Problem description ▸
Are you able to quote each entry exactly as written?

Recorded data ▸
◆ ◆ ◆ ◆ ◆

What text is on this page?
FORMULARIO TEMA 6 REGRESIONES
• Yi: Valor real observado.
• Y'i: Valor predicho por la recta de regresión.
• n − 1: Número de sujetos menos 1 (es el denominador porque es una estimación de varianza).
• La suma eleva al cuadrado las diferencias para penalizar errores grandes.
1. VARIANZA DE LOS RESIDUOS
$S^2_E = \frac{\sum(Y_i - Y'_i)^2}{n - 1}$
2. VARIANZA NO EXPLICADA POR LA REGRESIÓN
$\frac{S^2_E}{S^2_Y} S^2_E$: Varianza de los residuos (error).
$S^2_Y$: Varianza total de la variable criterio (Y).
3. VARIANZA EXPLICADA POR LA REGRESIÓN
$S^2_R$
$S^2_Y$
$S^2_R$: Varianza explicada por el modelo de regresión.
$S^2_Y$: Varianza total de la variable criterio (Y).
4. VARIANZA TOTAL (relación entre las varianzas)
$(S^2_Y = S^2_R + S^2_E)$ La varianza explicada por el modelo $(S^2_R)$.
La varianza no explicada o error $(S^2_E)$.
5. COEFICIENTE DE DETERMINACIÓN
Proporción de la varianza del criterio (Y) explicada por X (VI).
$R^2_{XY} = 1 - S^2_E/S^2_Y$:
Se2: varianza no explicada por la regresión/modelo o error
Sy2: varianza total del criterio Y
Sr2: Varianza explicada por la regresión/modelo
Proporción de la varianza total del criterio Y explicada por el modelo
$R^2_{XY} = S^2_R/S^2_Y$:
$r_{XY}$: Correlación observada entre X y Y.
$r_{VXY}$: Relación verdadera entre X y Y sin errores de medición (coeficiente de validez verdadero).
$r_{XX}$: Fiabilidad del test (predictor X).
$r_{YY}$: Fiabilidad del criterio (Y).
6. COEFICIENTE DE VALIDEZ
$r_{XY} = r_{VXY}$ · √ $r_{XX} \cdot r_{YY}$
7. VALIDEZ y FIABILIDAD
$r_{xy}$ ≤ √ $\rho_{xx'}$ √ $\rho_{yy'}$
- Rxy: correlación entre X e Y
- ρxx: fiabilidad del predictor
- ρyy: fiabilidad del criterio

◆ ◆ ◆ ◆ ◆

Correct response ▸
What text is on this page?
FORMULARIO TEMA 6 REGRESIONES
• Yi: Valor real observado.
• Y'i: Valor predicho por la recta de regresión.
• n − 1: Número de sujetos menos 1 (es el denominador porque es una estimación de varianza).
• La suma eleva al cuadrado las diferencias para penalizar errores grandes.
1. VARIANZA DE LOS RESIDUOS
$S^2_E = \frac{\sum(Y_i - Y'_i)^2}{n - 1}$
2. VARIANZA NO EXPLICADA POR LA REGRESIÓN
$\frac{S^2_E}{S^2_Y} S^2_E$: Varianza de los residuos (error).
$S^2_Y$: Varianza total de la variable criterio (Y).
3. VARIANZA EXPLICADA POR LA REGRESIÓN
$S^2_R$
$S^2_Y$
$S^2_R$: Varianza explicada por el modelo de regresión.
$S^2_Y$: Varianza total de la variable criterio (Y).
4. VARIANZA TOTAL (relación entre las varianzas)
$(S^2_Y = S^2_R + S^2_E)$ La varianza explicada por el modelo $(S^2_R)$.
La varianza no explicada o error $(S^2_E)$.
5. COEFICIENTE DE DETERMINACIÓN
Proporción de la varianza del criterio (Y) explicada por X (VI).
$R^2_{XY} = 1 - S^2_E/S^2_Y$:
Se2: varianza no explicada por la regresión/modelo o error
Sy2: varianza total del criterio Y
Sr2: Varianza explicada por la regresión/modelo
Proporción de la varianza total del criterio Y explicada por el modelo
$R^2_{XY} = S^2_R/S^2_Y$:
$r_{XY}$: Correlación observada entre X y Y.
$r_{VXY}$: Relación verdadera entre X y Y sin errores de medición (coeficiente de validez verdadero).
$r_{XX}$: Fiabilidad del test (predictor X).
$r_{YY}$: Fiabilidad del criterio (Y).
6. COEFICIENTE DE VALIDEZ
$r_{XY} = r_{VXY}$ · √ $r_{XX} \cdot r_{YY}$
7. VALIDEZ y FIABILIDAD
$r_{xy}$ ≤ √ $\rho_{xx'}$ √ $\rho_{yy'}$
- Rxy: correlación entre X e Y
- ρxx: fiabilidad del predictor
- ρyy: fiabilidad del criterio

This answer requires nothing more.